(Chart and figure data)
######

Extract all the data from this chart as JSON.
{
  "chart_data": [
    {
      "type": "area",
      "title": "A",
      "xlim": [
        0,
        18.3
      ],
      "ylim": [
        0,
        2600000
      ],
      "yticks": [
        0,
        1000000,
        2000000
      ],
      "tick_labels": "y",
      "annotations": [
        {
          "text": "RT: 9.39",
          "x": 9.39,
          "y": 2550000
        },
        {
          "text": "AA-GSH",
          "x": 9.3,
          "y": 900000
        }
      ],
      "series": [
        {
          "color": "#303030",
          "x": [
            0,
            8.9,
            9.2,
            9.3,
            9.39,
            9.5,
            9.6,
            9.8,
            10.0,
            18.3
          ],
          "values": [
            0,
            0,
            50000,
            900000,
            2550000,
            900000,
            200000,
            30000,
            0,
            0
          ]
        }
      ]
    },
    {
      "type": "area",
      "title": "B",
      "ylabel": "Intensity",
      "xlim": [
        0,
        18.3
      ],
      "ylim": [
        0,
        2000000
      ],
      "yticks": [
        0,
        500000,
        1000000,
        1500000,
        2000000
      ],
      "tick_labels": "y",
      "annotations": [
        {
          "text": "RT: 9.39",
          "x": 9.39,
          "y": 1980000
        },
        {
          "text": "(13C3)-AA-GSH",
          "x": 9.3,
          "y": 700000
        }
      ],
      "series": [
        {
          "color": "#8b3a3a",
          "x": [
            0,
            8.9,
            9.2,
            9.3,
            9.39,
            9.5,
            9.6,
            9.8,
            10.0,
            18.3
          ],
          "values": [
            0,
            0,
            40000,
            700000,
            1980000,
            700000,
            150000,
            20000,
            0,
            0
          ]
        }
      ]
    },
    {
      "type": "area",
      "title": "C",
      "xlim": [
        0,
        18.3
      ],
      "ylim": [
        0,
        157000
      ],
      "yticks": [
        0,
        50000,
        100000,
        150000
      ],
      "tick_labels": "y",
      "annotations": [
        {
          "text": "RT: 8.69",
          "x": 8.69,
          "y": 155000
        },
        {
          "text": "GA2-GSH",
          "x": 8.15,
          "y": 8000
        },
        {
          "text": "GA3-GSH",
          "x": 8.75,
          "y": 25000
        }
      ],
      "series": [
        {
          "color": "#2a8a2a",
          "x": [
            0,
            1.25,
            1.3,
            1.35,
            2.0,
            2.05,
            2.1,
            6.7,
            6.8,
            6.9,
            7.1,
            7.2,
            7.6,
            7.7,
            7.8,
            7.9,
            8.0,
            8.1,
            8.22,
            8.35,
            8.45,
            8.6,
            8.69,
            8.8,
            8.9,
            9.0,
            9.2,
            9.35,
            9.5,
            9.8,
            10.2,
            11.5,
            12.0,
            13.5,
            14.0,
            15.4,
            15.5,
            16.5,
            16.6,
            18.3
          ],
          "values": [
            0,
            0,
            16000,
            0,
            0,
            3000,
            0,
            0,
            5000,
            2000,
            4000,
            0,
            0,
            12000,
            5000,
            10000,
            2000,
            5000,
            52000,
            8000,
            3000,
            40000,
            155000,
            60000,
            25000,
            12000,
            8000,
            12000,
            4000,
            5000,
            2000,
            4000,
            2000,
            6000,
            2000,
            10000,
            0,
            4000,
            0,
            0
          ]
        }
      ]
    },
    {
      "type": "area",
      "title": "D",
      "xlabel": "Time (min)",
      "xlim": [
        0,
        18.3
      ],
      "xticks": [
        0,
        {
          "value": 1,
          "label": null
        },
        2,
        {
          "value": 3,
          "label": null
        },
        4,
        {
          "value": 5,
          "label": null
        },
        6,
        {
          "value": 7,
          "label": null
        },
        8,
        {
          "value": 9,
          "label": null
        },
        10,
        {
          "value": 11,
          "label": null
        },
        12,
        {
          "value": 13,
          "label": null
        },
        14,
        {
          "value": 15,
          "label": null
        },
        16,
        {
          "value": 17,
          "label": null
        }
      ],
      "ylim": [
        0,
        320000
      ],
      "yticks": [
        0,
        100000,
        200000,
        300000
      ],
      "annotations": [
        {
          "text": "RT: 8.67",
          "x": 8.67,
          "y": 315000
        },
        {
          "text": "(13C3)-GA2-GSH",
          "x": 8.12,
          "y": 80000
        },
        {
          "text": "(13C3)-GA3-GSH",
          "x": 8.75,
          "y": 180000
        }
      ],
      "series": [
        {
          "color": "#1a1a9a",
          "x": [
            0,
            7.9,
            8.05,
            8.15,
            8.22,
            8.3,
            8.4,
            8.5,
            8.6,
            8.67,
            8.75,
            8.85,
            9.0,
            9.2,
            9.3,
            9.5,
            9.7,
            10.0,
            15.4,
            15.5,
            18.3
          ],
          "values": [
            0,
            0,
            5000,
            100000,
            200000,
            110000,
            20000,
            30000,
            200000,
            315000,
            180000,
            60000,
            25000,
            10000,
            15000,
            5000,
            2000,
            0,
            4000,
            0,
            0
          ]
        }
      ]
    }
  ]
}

######

§ **The task**:
Above are the records; copy all of them exactly.

§ **Correct response**:
Extract all the data from this chart as JSON.
{
  "chart_data": [
    {
      "type": "area",
      "title": "A",
      "xlim": [
        0,
        18.3
      ],
      "ylim": [
        0,
        2600000
      ],
      "yticks": [
        0,
        1000000,
        2000000
      ],
      "tick_labels": "y",
      "annotations": [
        {
          "text": "RT: 9.39",
          "x": 9.39,
          "y": 2550000
        },
        {
          "text": "AA-GSH",
          "x": 9.3,
          "y": 900000
        }
      ],
      "series": [
        {
          "color": "#303030",
          "x": [
            0,
            8.9,
            9.2,
            9.3,
            9.39,
            9.5,
            9.6,
            9.8,
            10.0,
            18.3
          ],
          "values": [
            0,
            0,
            50000,
            900000,
            2550000,
            900000,
            200000,
            30000,
            0,
            0
          ]
        }
      ]
    },
    {
      "type": "area",
      "title": "B",
      "ylabel": "Intensity",
      "xlim": [
        0,
        18.3
      ],
      "ylim": [
        0,
        2000000
      ],
      "yticks": [
        0,
        500000,
        1000000,
        1500000,
        2000000
      ],
      "tick_labels": "y",
      "annotations": [
        {
          "text": "RT: 9.39",
          "x": 9.39,
          "y": 1980000
        },
        {
          "text": "(13C3)-AA-GSH",
          "x": 9.3,
          "y": 700000
        }
      ],
      "series": [
        {
          "color": "#8b3a3a",
          "x": [
            0,
            8.9,
            9.2,
            9.3,
            9.39,
            9.5,
            9.6,
            9.8,
            10.0,
            18.3
          ],
          "values": [
            0,
            0,
            40000,
            700000,
            1980000,
            700000,
            150000,
            20000,
            0,
            0
          ]
        }
      ]
    },
    {
      "type": "area",
      "title": "C",
      "xlim": [
        0,
        18.3
      ],
      "ylim": [
        0,
        157000
      ],
      "yticks": [
        0,
        50000,
        100000,
        150000
      ],
      "tick_labels": "y",
      "annotations": [
        {
          "text": "RT: 8.69",
          "x": 8.69,
          "y": 155000
        },
        {
          "text": "GA2-GSH",
          "x": 8.15,
          "y": 8000
        },
        {
          "text": "GA3-GSH",
          "x": 8.75,
          "y": 25000
        }
      ],
      "series": [
        {
          "color": "#2a8a2a",
          "x": [
            0,
            1.25,
            1.3,
            1.35,
            2.0,
            2.05,
            2.1,
            6.7,
            6.8,
            6.9,
            7.1,
            7.2,
            7.6,
            7.7,
            7.8,
            7.9,
            8.0,
            8.1,
            8.22,
            8.35,
            8.45,
            8.6,
            8.69,
            8.8,
            8.9,
            9.0,
            9.2,
            9.35,
            9.5,
            9.8,
            10.2,
            11.5,
            12.0,
            13.5,
            14.0,
            15.4,
            15.5,
            16.5,
            16.6,
            18.3
          ],
          "values": [
            0,
            0,
            16000,
            0,
            0,
            3000,
            0,
            0,
            5000,
            2000,
            4000,
            0,
            0,
            12000,
            5000,
            10000,
            2000,
            5000,
            52000,
            8000,
            3000,
            40000,
            155000,
            60000,
            25000,
            12000,
            8000,
            12000,
            4000,
            5000,
            2000,
            4000,
            2000,
            6000,
            2000,
            10000,
            0,
            4000,
            0,
            0
          ]
        }
      ]
    },
    {
      "type": "area",
      "title": "D",
      "xlabel": "Time (min)",
      "xlim": [
        0,
        18.3
      ],
      "xticks": [
        0,
        {
          "value": 1,
          "label": null
        },
        2,
        {
          "value": 3,
          "label": null
        },
        4,
        {
          "value": 5,
          "label": null
        },
        6,
        {
          "value": 7,
          "label": null
        },
        8,
        {
          "value": 9,
          "label": null
        },
        10,
        {
          "value": 11,
          "label": null
        },
        12,
        {
          "value": 13,
          "label": null
        },
        14,
        {
          "value": 15,
          "label": null
        },
        16,
        {
          "value": 17,
          "label": null
        }
      ],
      "ylim": [
        0,
        320000
      ],
      "yticks": [
        0,
        100000,
        200000,
        300000
      ],
      "annotations": [
        {
          "text": "RT: 8.67",
          "x": 8.67,
          "y": 315000
        },
        {
          "text": "(13C3)-GA2-GSH",
          "x": 8.12,
          "y": 80000
        },
        {
          "text": "(13C3)-GA3-GSH",
          "x": 8.75,
          "y": 180000
        }
      ],
      "series": [
        {
          "color": "#1a1a9a",
          "x": [
            0,
            7.9,
            8.05,
            8.15,
            8.22,
            8.3,
            8.4,
            8.5,
            8.6,
            8.67,
            8.75,
            8.85,
            9.0,
            9.2,
            9.3,
            9.5,
            9.7,
            10.0,
            15.4,
            15.5,
            18.3
          ],
          "values": [
            0,
            0,
            5000,
            100000,
            200000,
            110000,
            20000,
            30000,
            200000,
            315000,
            180000,
            60000,
            25000,
            10000,
            15000,
            5000,
            2000,
            0,
            4000,
            0,
            0
          ]
        }
      ]
    }
  ]
}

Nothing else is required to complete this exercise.